▶ [Exercise brief]:
Copy out the data below verbatim.

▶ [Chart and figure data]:
++++++++++++++++++++

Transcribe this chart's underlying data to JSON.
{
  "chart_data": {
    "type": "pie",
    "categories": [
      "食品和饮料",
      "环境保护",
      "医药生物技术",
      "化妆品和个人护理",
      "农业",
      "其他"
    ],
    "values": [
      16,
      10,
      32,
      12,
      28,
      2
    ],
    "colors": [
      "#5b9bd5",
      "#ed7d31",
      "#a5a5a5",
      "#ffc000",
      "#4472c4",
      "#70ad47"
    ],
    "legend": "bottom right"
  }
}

++++++++++++++++++++

▶ [Exercise result]:
Transcribe this chart's underlying data to JSON.
{
  "chart_data": {
    "type": "pie",
    "categories": [
      "食品和饮料",
      "环境保护",
      "医药生物技术",
      "化妆品和个人护理",
      "农业",
      "其他"
    ],
    "values": [
      16,
      10,
      32,
      12,
      28,
      2
    ],
    "colors": [
      "#5b9bd5",
      "#ed7d31",
      "#a5a5a5",
      "#ffc000",
      "#4472c4",
      "#70ad47"
    ],
    "legend": "bottom right"
  }
}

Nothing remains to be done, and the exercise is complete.